Determine how many lines contain the string "text". Reply with that figure and nothing else.

-- start Supplied information --

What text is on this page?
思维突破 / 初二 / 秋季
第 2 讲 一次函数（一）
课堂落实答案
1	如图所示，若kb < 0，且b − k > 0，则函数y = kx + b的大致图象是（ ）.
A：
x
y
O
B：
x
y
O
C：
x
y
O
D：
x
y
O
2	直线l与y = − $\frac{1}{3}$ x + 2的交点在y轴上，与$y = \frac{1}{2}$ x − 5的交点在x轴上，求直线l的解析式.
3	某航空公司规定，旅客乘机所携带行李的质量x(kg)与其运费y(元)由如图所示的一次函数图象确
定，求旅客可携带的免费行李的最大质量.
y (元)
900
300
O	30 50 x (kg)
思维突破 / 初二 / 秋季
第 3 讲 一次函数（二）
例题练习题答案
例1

-- end Supplied information --
-- start Supplied information --

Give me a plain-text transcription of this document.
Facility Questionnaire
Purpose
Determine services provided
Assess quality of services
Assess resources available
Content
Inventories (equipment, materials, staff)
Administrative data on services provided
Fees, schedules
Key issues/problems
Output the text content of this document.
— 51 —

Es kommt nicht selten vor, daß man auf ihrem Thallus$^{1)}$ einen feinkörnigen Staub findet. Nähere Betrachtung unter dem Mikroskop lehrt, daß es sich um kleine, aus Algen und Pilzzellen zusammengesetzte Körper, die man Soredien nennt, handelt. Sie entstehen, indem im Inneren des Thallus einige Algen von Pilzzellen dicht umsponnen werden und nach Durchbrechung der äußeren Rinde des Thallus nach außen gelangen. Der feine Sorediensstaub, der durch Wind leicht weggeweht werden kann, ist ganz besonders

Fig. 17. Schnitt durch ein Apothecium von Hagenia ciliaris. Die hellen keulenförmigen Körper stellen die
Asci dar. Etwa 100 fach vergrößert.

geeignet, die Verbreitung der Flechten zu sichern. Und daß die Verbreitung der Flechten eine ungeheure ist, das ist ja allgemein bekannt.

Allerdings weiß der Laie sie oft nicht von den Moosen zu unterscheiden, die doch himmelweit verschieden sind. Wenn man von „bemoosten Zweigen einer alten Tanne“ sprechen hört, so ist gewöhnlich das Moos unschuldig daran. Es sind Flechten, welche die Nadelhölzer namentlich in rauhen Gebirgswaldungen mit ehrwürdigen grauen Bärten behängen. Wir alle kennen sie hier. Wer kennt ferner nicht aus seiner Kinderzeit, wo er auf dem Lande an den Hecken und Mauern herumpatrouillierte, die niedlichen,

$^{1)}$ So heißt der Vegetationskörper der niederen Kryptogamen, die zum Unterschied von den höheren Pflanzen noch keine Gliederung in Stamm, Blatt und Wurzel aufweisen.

-- end Supplied information --

Task solution
3